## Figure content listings

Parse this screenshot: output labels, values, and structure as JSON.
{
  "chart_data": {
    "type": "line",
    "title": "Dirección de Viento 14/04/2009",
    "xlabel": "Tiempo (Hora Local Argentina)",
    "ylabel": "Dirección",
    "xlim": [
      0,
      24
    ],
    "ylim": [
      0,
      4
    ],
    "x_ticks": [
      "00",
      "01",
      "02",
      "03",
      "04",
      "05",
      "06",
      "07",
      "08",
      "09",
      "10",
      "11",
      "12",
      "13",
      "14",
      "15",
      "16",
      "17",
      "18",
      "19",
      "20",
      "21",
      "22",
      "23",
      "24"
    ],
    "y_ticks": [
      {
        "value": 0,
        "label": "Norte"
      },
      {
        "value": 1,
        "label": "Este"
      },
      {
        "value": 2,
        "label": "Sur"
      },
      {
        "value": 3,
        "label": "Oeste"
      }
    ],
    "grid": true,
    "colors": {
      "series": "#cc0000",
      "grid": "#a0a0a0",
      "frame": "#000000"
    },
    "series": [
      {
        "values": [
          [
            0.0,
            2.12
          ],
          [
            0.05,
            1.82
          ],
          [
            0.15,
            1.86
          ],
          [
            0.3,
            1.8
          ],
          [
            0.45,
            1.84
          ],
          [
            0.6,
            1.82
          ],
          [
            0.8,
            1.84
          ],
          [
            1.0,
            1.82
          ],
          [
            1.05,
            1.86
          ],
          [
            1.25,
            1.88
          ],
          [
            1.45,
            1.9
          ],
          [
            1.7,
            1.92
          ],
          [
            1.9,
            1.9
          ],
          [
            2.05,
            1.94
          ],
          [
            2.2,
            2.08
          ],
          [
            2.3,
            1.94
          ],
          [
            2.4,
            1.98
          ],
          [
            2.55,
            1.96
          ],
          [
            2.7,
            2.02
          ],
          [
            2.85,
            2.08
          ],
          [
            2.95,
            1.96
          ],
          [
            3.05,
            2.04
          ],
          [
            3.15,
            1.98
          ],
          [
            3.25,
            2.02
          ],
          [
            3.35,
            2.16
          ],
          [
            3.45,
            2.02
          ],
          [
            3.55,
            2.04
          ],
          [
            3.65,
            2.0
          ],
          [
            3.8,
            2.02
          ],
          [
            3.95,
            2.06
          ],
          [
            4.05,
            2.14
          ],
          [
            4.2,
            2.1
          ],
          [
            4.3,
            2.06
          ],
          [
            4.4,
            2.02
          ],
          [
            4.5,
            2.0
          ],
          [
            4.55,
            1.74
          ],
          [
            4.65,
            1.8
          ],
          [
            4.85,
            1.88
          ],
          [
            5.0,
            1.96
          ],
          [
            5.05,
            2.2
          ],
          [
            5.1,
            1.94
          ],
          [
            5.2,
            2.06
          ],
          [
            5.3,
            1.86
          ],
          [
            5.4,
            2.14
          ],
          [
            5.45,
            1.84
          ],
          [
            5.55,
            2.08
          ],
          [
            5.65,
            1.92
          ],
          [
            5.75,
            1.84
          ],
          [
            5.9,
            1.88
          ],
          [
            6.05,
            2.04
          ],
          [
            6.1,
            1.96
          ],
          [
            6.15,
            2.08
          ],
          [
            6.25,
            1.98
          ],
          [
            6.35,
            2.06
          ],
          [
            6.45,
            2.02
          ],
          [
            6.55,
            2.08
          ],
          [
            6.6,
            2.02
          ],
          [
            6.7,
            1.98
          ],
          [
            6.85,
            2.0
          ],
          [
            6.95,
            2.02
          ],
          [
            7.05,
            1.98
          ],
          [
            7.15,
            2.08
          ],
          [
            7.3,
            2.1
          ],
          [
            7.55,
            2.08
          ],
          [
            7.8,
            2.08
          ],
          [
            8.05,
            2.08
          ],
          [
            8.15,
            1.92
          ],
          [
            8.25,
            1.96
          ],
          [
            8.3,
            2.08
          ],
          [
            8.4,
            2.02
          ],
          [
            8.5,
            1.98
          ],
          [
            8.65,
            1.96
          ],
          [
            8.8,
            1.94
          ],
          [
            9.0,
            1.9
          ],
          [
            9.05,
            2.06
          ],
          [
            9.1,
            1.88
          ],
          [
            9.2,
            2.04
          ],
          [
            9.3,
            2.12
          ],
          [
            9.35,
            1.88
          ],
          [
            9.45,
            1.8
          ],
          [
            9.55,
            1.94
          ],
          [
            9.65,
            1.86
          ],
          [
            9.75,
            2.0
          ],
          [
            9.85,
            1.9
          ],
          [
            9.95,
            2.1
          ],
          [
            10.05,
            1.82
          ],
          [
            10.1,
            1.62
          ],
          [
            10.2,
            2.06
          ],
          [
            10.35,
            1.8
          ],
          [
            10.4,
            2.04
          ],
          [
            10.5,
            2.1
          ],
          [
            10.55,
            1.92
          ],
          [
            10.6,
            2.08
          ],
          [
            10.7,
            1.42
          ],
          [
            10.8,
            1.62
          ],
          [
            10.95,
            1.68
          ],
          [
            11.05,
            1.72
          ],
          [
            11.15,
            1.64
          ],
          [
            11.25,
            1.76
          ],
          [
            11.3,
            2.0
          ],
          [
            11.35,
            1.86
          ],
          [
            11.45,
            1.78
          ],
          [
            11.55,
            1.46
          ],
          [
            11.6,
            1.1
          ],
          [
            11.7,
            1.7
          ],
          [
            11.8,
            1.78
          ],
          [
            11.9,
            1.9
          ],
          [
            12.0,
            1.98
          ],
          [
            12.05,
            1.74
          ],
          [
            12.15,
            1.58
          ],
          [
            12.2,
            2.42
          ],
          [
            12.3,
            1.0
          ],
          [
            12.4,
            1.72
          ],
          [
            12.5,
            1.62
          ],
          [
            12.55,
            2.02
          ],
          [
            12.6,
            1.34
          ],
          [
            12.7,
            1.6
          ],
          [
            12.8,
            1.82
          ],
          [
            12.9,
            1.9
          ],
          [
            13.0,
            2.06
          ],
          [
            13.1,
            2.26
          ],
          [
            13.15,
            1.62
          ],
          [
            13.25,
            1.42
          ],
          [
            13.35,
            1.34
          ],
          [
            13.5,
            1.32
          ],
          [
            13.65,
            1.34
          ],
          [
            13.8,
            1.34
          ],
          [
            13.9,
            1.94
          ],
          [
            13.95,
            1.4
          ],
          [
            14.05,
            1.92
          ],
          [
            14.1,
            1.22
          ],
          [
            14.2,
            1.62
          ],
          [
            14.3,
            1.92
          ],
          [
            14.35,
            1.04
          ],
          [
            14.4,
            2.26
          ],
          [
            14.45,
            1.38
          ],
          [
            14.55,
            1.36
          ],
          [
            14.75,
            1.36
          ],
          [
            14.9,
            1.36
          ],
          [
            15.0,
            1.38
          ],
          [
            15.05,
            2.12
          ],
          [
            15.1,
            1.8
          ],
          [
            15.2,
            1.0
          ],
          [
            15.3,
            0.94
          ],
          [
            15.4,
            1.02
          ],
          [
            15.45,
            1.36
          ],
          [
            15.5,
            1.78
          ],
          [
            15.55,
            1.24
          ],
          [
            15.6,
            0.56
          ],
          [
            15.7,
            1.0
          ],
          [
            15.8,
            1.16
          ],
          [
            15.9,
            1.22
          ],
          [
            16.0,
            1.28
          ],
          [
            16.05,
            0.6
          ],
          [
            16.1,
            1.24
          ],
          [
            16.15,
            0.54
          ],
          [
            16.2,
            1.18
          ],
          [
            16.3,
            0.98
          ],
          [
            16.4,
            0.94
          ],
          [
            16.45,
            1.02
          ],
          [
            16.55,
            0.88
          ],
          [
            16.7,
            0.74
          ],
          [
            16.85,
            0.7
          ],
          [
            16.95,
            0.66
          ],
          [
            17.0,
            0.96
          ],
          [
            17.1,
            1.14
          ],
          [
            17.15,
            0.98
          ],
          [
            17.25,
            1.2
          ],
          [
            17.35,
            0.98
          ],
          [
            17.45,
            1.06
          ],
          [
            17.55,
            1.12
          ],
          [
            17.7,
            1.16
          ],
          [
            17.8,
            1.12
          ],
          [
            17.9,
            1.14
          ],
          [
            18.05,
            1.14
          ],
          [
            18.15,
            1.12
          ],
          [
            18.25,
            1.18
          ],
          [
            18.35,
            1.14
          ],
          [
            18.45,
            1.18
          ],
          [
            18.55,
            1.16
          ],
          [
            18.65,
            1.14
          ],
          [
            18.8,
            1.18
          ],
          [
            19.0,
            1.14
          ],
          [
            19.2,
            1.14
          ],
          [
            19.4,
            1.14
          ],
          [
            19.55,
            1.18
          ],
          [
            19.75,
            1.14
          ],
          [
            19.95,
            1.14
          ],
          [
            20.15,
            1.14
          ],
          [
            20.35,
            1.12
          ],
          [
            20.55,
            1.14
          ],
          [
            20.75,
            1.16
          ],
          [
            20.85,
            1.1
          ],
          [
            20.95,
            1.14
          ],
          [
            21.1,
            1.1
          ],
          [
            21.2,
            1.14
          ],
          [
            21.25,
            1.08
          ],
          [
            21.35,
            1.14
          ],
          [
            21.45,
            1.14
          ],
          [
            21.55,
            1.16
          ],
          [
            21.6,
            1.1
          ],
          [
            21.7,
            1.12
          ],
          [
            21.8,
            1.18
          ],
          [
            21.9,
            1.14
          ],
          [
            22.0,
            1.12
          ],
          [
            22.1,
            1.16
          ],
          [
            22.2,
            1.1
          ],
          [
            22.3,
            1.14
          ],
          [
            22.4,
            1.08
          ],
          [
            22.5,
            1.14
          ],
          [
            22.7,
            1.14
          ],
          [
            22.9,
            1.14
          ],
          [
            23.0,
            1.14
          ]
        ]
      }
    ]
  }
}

## Aim
Copy each line above containing the string "values".

## Task answer
Parse this screenshot: output labels, values, and structure as JSON.
        "values": [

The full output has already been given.